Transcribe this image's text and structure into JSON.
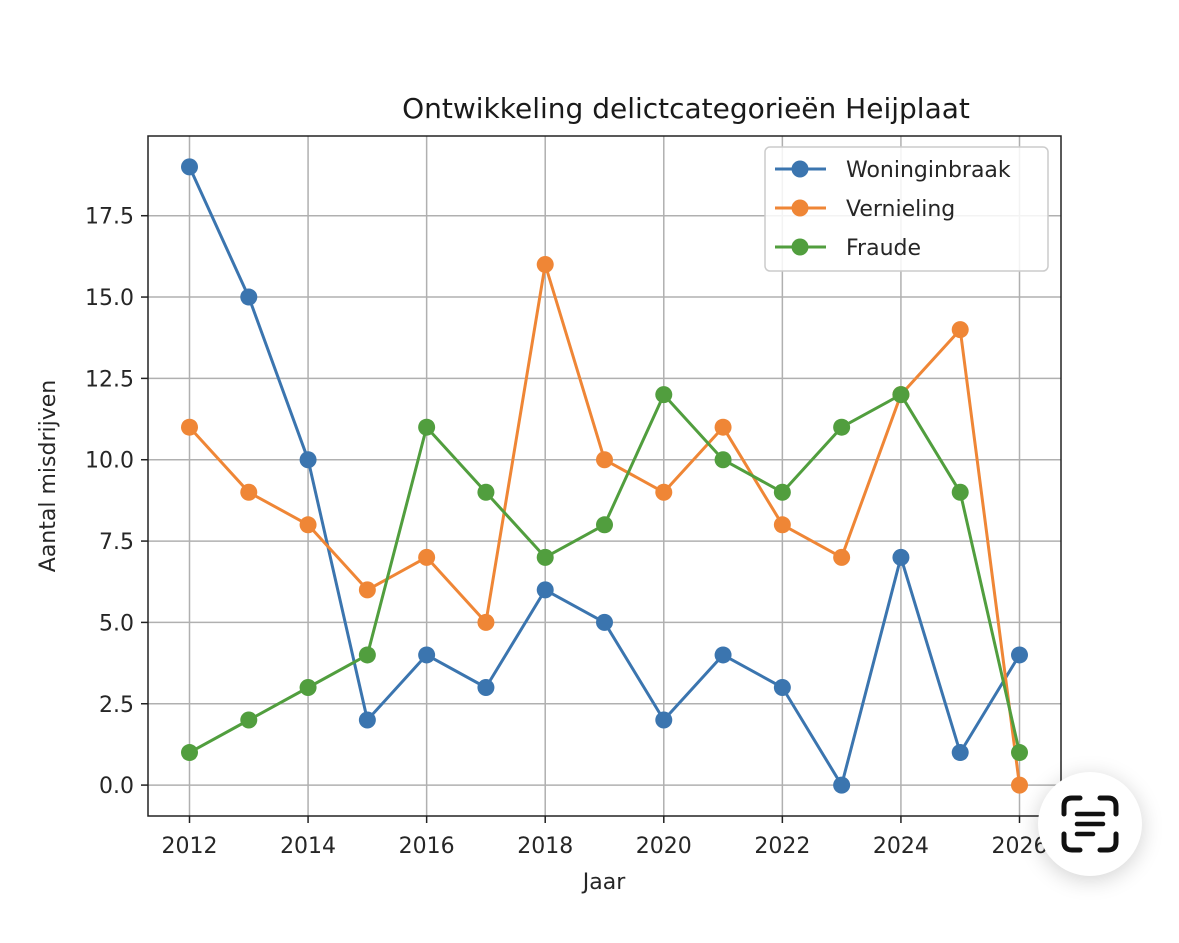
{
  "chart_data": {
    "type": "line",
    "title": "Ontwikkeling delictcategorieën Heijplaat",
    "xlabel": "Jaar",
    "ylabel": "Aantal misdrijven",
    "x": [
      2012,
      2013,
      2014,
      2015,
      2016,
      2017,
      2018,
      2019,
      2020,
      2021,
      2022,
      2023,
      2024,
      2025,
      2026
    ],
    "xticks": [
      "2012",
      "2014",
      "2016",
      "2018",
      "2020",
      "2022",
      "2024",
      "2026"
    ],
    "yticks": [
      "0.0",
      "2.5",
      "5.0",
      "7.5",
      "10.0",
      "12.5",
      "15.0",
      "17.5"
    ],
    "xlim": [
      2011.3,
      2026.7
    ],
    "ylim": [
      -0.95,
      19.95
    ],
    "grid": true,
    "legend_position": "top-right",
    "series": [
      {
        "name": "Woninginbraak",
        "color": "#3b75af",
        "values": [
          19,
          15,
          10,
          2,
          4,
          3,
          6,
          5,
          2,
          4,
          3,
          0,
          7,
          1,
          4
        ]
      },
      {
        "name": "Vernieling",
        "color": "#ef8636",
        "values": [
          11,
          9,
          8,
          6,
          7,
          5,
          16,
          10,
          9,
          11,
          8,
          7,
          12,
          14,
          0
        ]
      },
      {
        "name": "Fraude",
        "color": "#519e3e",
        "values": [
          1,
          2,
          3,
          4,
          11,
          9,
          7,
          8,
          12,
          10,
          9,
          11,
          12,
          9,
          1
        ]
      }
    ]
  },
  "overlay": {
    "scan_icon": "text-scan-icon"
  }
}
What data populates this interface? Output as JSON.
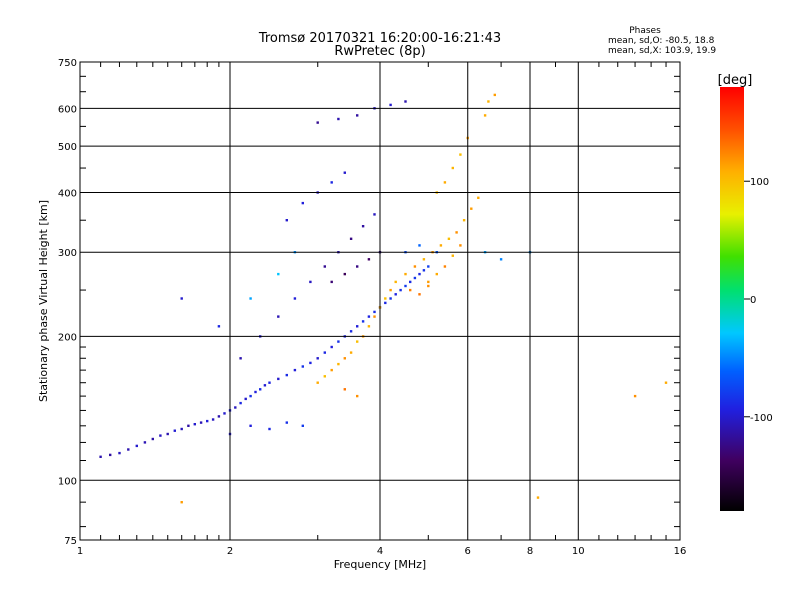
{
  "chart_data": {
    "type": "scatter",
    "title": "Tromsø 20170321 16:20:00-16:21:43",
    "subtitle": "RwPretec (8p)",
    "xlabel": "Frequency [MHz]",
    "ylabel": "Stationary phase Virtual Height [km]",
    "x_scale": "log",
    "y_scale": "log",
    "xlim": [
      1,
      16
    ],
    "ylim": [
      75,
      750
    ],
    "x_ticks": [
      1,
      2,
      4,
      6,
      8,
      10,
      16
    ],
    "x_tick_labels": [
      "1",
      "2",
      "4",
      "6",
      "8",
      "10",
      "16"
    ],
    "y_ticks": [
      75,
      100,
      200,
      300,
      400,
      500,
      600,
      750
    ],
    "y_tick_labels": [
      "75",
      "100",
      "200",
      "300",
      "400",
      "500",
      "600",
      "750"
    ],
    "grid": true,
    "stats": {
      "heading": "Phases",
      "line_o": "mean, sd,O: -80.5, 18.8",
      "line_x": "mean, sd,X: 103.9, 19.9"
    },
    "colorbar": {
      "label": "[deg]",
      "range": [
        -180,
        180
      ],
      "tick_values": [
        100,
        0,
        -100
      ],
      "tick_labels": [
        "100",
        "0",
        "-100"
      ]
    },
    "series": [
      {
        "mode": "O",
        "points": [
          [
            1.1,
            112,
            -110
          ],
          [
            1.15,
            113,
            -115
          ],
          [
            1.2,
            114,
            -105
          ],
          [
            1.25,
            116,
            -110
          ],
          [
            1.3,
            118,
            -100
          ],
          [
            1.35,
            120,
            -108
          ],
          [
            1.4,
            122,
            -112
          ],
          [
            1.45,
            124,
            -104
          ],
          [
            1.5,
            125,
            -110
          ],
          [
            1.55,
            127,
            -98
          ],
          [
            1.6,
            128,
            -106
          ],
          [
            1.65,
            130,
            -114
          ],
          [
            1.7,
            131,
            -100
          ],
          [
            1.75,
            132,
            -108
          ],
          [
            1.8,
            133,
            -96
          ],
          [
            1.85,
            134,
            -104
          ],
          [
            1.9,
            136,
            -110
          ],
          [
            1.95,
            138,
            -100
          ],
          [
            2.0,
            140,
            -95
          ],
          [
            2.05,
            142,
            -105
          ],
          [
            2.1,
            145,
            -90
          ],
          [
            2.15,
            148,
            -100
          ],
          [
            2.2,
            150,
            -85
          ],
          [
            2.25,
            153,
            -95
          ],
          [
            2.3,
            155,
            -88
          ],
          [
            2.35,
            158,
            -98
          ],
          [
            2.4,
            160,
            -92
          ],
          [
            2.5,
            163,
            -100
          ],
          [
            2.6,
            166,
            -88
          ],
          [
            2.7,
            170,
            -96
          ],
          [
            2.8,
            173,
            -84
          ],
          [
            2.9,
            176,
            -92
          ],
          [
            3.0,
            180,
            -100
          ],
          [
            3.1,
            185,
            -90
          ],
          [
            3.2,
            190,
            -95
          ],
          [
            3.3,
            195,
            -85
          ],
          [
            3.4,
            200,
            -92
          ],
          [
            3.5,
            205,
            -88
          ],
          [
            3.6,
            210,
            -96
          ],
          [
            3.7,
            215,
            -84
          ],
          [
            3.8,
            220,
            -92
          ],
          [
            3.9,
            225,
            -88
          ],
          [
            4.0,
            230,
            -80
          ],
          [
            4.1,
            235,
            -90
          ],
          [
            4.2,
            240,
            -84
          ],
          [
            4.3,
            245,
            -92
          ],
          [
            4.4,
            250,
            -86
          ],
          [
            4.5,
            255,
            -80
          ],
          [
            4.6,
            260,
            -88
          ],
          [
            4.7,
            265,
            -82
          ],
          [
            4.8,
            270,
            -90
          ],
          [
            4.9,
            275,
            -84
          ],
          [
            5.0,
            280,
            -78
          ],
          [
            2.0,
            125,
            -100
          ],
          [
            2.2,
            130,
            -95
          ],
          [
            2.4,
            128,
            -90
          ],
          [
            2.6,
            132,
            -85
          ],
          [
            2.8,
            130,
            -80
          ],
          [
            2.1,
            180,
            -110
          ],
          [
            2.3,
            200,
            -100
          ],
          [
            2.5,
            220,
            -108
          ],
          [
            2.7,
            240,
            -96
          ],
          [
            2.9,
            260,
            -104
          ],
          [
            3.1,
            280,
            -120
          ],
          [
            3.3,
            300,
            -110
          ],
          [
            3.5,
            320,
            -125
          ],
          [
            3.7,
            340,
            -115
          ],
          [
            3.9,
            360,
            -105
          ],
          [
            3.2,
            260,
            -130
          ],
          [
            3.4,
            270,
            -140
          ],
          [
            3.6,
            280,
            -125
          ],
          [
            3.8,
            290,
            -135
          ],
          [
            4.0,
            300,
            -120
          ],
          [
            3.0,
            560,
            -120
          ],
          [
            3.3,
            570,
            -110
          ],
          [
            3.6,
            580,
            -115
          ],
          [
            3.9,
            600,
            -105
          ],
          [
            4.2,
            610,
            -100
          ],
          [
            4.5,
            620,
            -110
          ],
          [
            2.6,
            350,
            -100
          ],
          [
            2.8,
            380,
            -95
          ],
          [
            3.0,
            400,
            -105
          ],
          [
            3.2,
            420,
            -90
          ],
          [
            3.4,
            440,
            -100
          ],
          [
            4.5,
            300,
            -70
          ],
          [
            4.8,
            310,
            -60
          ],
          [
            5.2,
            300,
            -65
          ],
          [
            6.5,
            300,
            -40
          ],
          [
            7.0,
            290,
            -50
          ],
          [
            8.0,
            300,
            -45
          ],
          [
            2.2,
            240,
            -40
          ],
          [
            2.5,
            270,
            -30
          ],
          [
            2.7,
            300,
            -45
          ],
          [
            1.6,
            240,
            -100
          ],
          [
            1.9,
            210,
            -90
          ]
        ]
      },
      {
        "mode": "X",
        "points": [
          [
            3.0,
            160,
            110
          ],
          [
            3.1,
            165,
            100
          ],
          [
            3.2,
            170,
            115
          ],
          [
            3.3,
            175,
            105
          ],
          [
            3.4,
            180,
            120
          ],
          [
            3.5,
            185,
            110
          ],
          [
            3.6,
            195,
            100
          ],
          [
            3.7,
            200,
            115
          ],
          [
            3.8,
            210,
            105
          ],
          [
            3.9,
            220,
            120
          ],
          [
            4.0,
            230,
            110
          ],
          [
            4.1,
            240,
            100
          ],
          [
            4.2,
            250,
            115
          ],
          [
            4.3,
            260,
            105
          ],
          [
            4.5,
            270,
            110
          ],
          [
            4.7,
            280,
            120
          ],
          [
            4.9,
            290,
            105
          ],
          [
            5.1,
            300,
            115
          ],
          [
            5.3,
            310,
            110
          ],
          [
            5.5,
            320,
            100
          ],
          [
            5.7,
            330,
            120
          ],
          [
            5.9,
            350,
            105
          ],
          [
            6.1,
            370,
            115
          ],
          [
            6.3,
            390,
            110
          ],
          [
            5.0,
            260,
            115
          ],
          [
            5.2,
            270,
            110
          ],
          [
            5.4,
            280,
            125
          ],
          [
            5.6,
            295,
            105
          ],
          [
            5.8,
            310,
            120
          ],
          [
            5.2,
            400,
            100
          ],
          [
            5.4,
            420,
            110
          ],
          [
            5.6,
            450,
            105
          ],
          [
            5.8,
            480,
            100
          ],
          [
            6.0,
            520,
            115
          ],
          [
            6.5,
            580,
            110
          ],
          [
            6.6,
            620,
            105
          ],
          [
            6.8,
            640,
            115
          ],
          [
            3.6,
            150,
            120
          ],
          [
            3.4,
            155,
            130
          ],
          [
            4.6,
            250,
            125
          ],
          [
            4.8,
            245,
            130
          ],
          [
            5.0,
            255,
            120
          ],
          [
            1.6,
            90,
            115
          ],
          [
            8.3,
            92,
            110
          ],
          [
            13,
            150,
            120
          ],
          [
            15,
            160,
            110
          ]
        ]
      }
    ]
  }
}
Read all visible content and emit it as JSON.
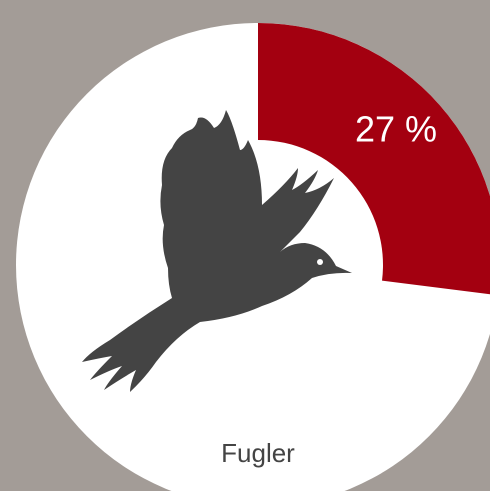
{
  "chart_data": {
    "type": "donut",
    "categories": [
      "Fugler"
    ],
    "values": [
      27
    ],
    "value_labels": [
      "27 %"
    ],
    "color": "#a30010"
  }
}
== == ==
■ THE PROBLEM: Retype word for word the span of lines above that begins with the line containing "Read all visible content and emit it as JSON." and ends with the last line of the records; skip all pictures.

■ EXERCISE OUTPUT:
Read all visible content and emit it as JSON.
{
  "chart_data": {
    "type": "donut",
    "categories": [
      "Fugler"
    ],
    "values": [
      27
    ],
    "value_labels": [
      "27 %"
    ],
    "color": "#a30010"
  }
}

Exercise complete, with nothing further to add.